What you are asked to do: Count lines with the string "Source" in them. State the number alone.
* Begin *
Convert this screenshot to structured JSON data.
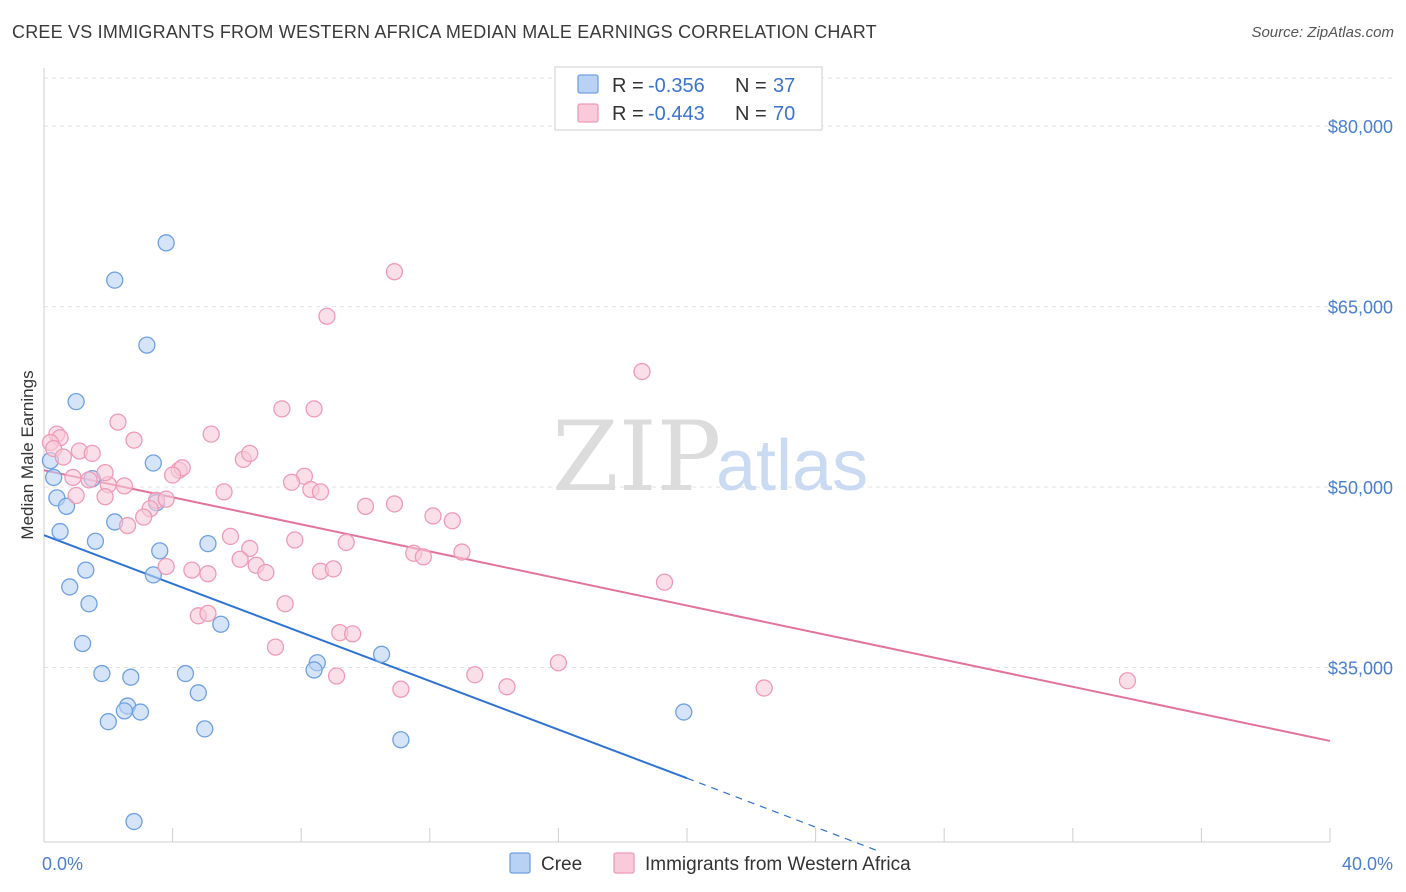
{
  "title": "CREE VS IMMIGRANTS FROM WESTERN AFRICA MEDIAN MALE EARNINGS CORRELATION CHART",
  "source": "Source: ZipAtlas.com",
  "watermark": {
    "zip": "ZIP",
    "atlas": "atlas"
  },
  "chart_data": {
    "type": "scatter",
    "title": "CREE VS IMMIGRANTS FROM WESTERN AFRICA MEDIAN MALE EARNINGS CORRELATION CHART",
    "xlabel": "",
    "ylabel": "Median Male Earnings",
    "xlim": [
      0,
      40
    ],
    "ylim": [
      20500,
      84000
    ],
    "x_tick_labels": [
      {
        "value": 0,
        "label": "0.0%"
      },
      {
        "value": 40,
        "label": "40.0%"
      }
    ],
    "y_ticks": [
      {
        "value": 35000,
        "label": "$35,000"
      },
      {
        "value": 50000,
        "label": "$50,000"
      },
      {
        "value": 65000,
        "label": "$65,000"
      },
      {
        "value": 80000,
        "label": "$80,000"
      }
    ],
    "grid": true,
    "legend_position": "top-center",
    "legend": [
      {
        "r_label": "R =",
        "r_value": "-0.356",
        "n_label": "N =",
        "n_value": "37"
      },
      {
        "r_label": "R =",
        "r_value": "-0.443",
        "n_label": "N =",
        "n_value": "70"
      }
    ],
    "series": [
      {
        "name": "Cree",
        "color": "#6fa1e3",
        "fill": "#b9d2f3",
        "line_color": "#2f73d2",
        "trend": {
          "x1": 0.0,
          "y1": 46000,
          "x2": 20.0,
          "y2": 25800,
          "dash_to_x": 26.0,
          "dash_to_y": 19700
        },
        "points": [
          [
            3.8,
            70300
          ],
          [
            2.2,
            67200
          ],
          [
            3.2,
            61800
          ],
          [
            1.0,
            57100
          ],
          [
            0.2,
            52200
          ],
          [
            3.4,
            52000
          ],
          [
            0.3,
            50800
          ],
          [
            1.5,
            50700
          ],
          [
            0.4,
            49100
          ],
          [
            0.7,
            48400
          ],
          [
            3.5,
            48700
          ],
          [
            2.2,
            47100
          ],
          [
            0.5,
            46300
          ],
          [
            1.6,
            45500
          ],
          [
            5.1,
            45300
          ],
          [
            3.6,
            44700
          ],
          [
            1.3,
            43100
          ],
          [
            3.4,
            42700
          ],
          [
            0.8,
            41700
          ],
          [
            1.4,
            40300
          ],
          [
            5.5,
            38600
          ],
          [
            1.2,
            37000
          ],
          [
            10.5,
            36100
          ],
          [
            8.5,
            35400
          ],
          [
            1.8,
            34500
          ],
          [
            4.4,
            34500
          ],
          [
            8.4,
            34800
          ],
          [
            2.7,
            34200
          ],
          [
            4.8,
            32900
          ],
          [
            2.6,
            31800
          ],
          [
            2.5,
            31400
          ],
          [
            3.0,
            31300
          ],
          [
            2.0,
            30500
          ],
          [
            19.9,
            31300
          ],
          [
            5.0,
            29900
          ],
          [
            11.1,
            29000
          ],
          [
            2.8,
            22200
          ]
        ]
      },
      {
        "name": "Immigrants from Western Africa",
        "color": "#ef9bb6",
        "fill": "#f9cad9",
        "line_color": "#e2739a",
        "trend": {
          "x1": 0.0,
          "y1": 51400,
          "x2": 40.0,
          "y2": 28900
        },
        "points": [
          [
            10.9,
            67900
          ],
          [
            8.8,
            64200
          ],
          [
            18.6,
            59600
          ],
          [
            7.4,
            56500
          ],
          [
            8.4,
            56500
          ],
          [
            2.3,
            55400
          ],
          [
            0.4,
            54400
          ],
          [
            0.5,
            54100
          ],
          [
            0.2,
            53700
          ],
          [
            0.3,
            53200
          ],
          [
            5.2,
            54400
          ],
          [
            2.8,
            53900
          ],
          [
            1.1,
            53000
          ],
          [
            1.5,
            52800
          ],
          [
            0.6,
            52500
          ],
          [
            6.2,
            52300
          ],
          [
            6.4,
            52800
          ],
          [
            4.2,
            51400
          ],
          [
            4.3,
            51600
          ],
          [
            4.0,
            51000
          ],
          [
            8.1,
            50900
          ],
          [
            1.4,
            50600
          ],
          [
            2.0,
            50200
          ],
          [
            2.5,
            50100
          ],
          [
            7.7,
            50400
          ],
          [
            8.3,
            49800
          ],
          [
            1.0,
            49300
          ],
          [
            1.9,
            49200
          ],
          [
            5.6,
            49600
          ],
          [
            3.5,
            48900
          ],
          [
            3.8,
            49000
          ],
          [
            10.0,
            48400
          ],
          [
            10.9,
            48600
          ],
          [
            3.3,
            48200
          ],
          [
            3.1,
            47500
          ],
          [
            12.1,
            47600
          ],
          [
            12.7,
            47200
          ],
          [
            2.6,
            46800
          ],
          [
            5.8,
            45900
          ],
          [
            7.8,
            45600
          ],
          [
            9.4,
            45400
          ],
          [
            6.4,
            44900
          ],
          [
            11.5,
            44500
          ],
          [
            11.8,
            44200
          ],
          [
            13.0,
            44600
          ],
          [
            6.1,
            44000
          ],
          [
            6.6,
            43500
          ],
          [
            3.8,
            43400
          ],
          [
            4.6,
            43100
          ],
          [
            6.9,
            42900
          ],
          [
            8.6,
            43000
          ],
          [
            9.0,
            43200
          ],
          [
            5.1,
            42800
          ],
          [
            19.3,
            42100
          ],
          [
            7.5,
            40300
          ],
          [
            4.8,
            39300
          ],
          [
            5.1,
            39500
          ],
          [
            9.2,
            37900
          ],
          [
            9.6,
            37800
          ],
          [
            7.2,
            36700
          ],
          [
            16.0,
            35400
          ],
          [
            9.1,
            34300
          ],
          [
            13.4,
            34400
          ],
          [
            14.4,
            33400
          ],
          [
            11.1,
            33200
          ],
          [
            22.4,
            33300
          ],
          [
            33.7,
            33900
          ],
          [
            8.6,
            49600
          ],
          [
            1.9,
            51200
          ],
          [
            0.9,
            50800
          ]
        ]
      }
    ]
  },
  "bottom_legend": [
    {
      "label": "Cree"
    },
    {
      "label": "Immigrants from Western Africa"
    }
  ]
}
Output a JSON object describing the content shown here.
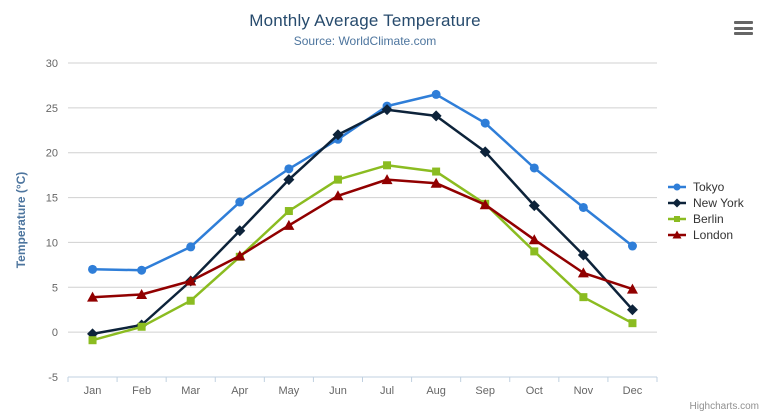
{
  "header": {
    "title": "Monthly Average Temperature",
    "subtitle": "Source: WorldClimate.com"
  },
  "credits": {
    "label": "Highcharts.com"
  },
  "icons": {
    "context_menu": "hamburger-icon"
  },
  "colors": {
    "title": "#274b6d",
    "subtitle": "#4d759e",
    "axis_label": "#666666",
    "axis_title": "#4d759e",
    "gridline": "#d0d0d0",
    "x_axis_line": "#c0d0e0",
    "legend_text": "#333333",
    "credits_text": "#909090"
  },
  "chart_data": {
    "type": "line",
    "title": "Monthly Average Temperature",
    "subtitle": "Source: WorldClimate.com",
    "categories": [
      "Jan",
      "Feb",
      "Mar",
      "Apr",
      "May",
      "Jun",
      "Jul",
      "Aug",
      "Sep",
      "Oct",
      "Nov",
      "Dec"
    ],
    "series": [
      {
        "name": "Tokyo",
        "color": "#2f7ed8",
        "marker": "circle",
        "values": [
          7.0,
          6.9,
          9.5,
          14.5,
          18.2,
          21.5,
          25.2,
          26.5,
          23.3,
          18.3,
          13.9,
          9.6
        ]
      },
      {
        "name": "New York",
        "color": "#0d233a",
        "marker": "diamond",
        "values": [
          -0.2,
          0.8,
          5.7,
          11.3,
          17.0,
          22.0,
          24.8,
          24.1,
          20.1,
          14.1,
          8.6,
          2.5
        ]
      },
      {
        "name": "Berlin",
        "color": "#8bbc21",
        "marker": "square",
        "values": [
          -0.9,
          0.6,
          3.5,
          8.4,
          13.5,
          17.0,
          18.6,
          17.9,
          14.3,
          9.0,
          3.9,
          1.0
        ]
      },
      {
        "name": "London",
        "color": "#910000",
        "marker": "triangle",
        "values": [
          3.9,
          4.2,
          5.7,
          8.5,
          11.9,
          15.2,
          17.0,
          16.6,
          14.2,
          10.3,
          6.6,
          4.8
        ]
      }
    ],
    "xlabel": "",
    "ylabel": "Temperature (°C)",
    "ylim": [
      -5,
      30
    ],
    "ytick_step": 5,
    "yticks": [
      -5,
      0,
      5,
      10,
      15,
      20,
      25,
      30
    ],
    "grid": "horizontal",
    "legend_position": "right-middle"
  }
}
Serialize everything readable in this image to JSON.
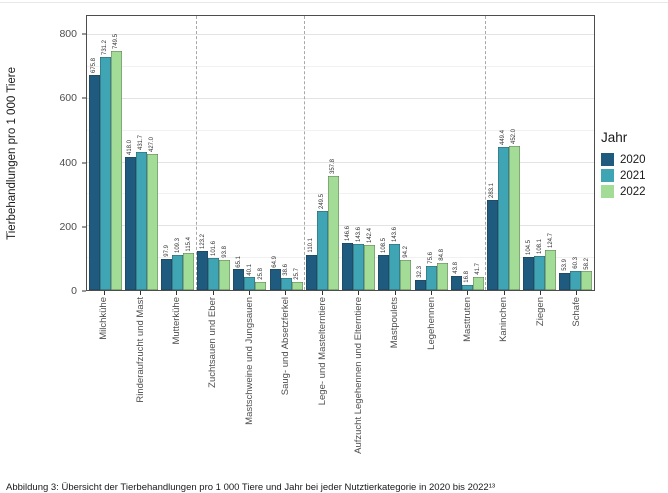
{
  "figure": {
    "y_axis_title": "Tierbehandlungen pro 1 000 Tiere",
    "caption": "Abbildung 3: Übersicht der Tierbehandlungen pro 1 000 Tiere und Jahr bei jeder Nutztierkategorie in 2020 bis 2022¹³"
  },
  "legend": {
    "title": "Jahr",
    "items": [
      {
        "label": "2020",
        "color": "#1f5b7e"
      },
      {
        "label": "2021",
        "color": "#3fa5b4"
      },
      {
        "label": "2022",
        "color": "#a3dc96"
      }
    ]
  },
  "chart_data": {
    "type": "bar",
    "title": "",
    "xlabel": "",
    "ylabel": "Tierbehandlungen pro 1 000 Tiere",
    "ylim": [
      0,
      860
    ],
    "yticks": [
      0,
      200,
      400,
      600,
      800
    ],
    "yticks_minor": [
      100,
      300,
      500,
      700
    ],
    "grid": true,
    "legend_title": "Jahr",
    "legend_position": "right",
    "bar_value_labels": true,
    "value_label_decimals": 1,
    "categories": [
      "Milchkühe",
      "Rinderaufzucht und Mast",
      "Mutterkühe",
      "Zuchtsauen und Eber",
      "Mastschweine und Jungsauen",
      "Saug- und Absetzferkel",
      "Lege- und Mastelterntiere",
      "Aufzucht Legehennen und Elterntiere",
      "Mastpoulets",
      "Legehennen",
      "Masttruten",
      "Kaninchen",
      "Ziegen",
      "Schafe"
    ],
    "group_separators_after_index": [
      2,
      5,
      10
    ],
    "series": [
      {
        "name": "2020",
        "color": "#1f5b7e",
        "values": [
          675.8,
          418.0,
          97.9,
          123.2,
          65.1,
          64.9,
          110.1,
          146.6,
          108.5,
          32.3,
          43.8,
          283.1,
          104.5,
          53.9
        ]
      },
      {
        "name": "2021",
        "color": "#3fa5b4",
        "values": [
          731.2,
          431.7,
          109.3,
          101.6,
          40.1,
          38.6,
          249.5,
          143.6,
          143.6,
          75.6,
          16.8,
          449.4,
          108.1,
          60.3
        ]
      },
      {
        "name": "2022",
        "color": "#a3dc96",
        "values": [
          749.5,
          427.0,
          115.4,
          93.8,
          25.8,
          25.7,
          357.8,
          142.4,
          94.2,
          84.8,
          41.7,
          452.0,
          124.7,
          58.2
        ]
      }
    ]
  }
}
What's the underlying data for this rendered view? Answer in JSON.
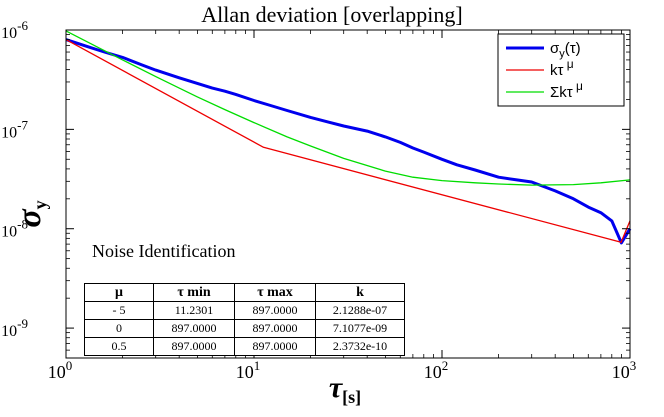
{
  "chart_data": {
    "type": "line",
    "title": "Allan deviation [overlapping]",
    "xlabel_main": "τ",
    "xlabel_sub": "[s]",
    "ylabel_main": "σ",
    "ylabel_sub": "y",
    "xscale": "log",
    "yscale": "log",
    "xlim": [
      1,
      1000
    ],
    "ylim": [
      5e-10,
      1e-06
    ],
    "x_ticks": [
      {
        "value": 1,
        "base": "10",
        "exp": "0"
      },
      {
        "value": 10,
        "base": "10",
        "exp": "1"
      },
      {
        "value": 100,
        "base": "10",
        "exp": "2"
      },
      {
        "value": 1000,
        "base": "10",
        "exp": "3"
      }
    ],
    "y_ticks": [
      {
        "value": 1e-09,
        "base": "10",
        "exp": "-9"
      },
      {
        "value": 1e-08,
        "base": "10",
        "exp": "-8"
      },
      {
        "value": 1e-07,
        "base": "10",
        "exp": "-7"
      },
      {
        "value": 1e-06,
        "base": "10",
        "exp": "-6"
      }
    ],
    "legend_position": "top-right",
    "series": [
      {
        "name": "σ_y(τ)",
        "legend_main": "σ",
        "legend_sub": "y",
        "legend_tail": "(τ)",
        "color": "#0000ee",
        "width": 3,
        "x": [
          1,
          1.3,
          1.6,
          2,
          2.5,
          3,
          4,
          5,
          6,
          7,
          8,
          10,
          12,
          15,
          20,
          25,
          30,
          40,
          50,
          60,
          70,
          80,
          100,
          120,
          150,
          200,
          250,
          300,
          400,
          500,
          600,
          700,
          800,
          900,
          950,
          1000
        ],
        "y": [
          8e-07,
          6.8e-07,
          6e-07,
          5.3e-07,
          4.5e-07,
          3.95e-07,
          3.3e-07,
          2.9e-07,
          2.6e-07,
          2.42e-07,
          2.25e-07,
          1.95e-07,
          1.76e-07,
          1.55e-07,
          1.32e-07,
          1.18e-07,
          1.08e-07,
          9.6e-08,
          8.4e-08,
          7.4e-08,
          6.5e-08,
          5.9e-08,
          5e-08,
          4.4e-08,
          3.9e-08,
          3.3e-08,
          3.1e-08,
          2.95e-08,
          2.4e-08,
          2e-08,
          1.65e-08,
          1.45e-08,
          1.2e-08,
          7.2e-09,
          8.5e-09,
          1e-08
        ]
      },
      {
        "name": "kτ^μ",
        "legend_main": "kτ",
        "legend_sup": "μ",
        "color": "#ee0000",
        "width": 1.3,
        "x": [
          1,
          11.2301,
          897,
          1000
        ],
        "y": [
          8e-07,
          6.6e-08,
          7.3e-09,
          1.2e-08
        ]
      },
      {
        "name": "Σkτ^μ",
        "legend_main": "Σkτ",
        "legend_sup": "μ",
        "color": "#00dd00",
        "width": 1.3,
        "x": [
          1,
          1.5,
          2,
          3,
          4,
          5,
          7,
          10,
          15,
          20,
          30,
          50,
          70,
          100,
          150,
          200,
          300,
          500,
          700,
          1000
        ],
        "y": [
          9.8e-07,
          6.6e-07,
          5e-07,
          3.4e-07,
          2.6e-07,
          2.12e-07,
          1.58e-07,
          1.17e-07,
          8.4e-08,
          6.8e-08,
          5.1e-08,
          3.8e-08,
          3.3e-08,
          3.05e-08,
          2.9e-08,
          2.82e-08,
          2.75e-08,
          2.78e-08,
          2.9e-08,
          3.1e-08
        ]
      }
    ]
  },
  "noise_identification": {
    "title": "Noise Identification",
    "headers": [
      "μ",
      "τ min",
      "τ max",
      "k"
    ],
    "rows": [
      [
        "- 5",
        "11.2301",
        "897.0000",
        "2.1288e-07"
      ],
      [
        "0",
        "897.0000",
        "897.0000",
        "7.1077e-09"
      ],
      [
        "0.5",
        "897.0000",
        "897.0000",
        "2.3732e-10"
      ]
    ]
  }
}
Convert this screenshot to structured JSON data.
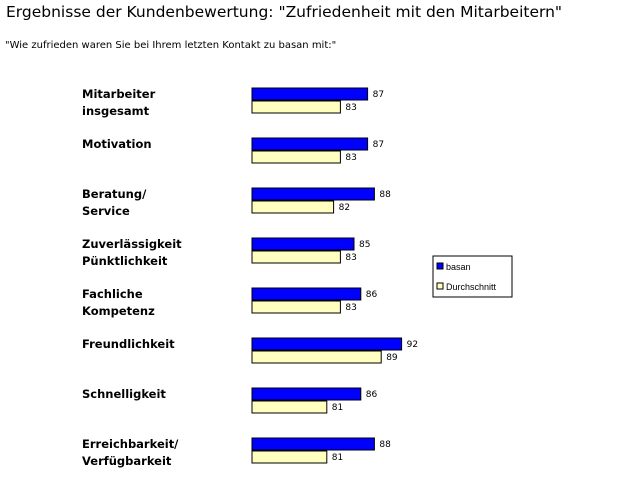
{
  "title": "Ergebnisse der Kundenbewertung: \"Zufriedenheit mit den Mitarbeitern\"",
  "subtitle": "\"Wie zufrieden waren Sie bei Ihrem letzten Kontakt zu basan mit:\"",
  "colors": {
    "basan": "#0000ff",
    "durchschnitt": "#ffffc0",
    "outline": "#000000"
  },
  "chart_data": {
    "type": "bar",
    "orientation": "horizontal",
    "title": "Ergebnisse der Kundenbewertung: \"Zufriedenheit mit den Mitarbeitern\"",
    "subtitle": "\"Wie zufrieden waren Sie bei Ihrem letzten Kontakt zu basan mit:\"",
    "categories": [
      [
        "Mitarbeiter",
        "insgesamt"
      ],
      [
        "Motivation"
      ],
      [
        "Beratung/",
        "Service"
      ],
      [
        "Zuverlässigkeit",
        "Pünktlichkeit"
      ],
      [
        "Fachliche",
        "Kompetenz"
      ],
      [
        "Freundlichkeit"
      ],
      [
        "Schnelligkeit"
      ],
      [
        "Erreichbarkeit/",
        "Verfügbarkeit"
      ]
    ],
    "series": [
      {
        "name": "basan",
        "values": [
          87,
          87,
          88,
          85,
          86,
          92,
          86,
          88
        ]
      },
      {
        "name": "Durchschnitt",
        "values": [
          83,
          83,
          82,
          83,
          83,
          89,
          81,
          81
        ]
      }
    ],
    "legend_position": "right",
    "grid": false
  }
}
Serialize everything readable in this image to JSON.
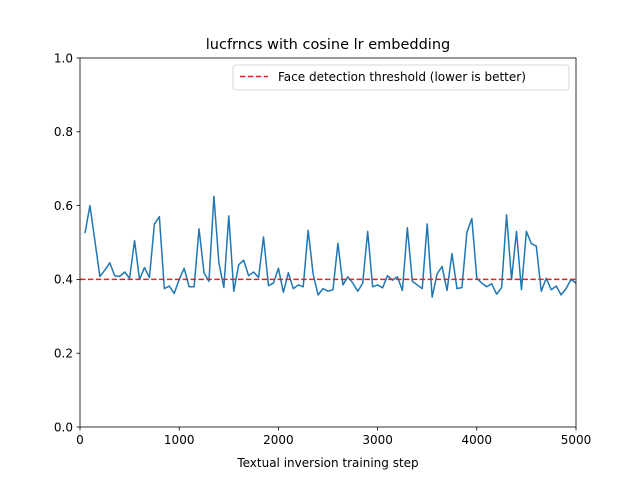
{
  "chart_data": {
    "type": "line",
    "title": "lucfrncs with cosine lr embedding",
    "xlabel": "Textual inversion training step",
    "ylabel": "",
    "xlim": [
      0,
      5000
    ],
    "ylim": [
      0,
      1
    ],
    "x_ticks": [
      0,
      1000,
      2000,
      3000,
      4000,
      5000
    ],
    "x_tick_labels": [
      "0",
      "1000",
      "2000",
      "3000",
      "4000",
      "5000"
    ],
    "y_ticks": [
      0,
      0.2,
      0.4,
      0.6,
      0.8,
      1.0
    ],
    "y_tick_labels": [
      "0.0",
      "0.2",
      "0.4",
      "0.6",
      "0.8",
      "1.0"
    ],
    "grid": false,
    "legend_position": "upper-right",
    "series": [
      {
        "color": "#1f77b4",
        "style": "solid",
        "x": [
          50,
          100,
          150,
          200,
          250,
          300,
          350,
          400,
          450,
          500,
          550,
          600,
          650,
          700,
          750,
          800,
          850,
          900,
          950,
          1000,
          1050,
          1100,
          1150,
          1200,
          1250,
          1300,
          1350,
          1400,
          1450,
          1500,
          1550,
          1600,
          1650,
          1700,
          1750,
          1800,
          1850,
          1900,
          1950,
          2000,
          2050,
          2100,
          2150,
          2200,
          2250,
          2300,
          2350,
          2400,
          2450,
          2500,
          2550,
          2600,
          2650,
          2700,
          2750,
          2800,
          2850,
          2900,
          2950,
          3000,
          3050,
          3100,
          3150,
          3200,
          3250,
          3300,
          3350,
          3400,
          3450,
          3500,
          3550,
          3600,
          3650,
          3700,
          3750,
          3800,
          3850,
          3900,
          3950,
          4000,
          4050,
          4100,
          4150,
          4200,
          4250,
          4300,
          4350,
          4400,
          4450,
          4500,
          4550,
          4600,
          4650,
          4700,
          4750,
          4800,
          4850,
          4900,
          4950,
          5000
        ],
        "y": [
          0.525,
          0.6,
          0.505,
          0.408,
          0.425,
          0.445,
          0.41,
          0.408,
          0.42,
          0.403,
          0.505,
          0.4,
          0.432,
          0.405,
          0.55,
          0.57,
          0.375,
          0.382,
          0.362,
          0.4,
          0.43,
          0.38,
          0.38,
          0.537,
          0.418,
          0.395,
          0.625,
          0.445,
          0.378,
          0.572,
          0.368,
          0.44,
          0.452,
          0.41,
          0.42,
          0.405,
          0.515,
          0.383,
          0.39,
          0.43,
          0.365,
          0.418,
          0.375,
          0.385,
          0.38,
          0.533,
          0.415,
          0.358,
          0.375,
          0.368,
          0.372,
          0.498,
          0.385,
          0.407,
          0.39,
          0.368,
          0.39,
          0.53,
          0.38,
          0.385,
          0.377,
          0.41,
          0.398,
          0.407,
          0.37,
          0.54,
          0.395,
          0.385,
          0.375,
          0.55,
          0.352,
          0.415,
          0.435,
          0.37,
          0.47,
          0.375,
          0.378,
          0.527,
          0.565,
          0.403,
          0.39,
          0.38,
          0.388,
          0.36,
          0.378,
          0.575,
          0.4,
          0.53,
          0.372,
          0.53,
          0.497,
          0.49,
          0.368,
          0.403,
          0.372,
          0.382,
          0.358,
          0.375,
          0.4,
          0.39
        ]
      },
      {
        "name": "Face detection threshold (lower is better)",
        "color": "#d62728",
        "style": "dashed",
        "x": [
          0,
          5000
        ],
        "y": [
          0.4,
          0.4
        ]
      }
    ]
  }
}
* End *
Answer to this task: 3